BRIEF:
Filter the entries, keeping every line with the word "如果不能达成补充协议的".

# Start of DATA RECORDS

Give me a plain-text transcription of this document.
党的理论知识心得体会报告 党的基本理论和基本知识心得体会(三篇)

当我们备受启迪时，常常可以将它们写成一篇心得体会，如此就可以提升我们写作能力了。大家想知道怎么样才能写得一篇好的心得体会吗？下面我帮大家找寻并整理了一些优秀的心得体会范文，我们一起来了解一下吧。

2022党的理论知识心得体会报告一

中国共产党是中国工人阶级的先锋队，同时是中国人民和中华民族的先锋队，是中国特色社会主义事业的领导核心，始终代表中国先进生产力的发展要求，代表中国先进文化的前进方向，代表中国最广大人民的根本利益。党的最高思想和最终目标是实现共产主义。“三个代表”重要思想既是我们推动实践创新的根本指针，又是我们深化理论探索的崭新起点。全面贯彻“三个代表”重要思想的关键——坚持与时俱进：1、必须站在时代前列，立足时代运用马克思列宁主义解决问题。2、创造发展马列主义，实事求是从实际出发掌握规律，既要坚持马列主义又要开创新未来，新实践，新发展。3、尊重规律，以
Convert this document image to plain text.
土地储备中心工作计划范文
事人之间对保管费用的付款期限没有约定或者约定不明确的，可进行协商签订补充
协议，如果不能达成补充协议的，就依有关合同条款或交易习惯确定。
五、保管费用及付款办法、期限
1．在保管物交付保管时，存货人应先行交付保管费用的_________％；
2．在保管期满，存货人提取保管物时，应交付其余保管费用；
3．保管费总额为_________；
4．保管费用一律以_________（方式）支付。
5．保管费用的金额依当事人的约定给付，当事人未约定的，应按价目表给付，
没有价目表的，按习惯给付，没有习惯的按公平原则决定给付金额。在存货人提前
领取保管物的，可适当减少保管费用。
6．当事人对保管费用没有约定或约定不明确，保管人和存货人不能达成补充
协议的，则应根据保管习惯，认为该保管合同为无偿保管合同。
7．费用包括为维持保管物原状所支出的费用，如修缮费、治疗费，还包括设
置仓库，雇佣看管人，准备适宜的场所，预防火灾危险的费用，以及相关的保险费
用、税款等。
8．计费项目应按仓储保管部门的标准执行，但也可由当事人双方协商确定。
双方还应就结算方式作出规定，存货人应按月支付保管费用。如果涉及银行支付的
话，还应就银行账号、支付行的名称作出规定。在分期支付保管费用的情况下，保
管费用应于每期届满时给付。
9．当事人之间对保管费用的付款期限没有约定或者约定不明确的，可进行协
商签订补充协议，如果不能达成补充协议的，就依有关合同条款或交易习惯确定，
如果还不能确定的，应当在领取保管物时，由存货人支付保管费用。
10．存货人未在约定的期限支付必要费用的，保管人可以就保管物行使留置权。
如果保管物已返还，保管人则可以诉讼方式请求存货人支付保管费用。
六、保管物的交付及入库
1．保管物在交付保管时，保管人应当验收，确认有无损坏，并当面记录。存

# End of DATA RECORDS

PROBLEM SOLUTION:
协议，如果不能达成补充协议的，就依有关合同条款或交易习惯确定。
商签订补充协议，如果不能达成补充协议的，就依有关合同条款或交易习惯确定，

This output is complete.